*Exercise brief*
Give the count of lines in the data that include the string "name", with no added remarks.

*Extracted information*
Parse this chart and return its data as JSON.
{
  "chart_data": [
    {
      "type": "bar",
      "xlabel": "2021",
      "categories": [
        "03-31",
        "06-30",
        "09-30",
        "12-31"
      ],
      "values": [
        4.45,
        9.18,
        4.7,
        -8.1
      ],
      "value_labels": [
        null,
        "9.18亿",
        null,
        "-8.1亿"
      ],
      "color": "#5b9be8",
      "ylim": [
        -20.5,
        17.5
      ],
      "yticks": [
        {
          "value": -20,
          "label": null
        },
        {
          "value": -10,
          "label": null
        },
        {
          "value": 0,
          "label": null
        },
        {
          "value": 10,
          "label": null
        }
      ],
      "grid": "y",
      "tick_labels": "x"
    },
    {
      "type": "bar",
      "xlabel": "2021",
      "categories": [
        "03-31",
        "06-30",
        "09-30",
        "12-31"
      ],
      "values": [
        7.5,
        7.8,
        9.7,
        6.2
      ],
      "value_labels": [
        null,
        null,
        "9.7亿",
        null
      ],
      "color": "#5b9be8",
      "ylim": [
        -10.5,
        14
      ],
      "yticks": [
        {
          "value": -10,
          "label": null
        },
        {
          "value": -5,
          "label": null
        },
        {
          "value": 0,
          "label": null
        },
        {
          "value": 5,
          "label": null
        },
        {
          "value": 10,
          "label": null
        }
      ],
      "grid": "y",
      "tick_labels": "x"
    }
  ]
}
...
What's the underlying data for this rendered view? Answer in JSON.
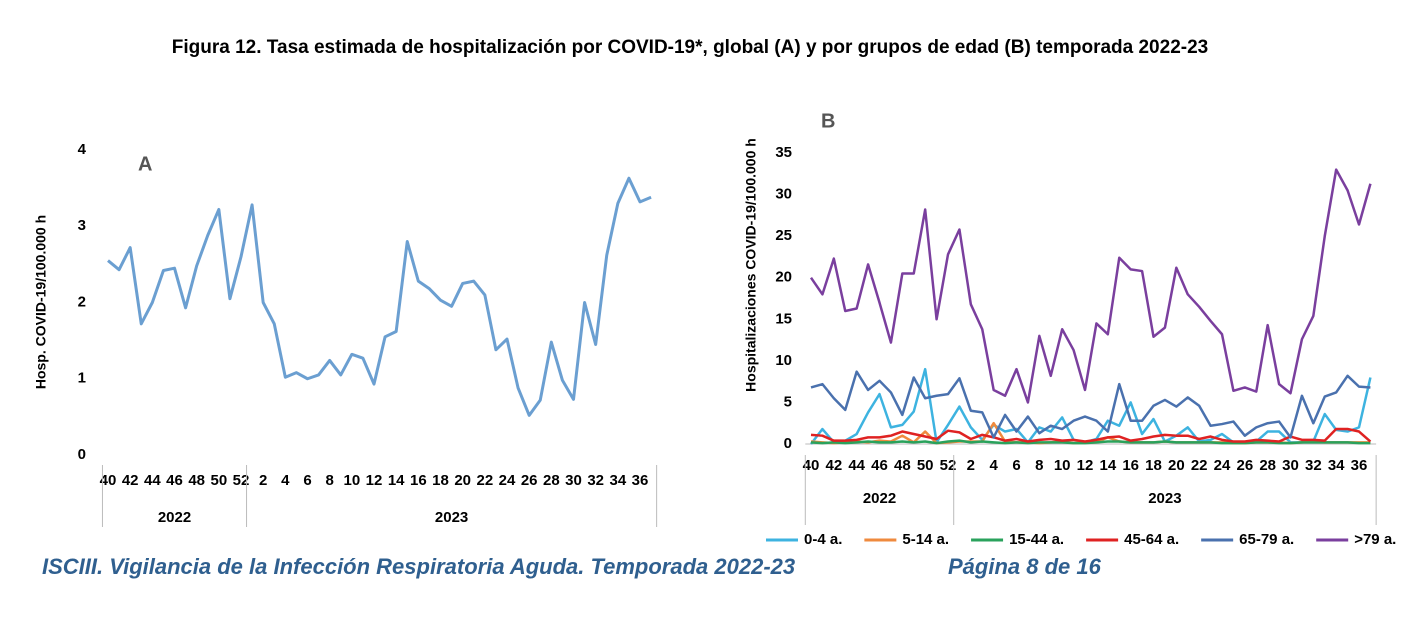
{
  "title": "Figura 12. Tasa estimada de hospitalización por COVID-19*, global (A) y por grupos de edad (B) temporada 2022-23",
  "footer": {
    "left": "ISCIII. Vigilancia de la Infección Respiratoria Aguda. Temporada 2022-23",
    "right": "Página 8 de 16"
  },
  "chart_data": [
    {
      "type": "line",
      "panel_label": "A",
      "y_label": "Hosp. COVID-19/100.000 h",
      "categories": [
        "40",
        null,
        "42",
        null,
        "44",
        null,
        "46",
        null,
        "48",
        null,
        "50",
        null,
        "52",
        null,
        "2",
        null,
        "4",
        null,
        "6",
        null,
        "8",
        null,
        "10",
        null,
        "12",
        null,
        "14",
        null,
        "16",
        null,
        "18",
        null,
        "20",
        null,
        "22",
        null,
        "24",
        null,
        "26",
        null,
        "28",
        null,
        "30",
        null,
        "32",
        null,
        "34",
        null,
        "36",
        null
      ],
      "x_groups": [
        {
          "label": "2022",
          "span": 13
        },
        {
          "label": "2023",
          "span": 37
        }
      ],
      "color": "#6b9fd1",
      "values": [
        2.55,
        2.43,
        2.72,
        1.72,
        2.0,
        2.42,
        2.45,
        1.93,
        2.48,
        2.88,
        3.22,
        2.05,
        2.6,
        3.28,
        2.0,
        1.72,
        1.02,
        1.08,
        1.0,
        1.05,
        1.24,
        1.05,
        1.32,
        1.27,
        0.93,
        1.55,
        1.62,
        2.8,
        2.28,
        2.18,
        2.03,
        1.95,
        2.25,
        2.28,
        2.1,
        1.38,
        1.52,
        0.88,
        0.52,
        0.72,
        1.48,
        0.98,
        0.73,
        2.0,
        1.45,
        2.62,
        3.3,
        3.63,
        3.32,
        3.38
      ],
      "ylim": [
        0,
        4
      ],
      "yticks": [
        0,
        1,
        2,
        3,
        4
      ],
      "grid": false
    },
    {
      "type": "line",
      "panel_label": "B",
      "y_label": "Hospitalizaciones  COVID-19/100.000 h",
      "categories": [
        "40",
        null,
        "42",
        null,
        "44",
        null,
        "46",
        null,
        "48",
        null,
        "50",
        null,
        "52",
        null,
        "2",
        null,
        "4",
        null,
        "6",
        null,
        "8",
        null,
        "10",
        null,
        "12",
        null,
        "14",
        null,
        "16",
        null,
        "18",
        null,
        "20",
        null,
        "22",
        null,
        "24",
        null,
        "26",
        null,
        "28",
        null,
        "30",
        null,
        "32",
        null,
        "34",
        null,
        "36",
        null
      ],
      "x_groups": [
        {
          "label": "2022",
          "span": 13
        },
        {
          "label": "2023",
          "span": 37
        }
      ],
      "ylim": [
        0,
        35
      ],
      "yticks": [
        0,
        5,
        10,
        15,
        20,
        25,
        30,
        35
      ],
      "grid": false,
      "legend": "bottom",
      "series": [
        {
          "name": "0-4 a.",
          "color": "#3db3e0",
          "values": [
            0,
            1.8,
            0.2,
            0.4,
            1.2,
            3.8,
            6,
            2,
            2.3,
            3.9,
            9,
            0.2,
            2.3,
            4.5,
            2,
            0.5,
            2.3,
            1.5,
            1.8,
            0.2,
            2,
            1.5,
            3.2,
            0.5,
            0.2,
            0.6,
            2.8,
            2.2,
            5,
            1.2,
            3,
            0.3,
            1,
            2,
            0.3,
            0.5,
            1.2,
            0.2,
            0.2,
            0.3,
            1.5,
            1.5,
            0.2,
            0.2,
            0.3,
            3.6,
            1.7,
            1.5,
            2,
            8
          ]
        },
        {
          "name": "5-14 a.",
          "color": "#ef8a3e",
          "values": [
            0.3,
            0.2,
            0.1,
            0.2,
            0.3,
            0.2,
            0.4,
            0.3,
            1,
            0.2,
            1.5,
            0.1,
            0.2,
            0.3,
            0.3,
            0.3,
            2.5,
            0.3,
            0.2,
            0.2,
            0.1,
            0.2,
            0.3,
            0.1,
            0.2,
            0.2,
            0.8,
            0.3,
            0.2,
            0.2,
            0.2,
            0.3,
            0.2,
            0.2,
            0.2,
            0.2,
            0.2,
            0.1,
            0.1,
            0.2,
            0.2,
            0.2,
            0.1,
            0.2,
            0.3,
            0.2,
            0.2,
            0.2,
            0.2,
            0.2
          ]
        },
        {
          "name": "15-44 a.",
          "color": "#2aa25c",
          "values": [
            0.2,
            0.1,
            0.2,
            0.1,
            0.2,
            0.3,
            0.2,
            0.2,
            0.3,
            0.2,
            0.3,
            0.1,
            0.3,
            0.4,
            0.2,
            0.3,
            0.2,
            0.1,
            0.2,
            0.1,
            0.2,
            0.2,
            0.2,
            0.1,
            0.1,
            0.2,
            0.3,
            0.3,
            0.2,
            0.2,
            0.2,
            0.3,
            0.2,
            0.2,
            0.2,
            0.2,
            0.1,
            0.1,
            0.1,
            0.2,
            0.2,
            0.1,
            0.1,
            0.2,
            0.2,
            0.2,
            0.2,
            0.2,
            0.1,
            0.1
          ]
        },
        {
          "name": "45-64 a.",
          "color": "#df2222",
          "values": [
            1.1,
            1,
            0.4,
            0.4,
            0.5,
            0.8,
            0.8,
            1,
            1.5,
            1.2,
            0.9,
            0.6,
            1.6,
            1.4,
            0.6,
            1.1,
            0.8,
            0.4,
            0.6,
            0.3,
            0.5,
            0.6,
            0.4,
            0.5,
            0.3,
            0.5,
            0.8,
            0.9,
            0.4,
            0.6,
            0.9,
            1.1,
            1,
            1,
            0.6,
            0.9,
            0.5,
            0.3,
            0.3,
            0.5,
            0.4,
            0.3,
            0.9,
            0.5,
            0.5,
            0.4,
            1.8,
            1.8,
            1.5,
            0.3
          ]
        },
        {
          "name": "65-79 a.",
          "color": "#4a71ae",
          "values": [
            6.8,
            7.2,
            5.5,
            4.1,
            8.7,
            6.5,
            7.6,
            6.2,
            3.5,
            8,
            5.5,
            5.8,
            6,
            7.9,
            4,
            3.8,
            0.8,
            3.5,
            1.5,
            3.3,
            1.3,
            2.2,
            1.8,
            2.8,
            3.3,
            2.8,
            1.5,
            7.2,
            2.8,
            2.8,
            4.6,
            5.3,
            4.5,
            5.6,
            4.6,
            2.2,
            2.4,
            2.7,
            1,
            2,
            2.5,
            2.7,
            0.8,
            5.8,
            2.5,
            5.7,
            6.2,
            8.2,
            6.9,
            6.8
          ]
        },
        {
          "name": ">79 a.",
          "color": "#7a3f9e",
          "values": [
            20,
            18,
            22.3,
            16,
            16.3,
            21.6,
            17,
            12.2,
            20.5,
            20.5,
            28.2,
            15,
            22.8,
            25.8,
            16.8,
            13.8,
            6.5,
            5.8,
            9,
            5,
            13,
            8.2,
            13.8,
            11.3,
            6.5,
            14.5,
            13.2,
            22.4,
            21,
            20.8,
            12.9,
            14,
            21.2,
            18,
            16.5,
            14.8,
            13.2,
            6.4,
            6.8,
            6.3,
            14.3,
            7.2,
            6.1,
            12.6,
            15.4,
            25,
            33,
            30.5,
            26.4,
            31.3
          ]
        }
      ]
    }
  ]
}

*Completed task*
6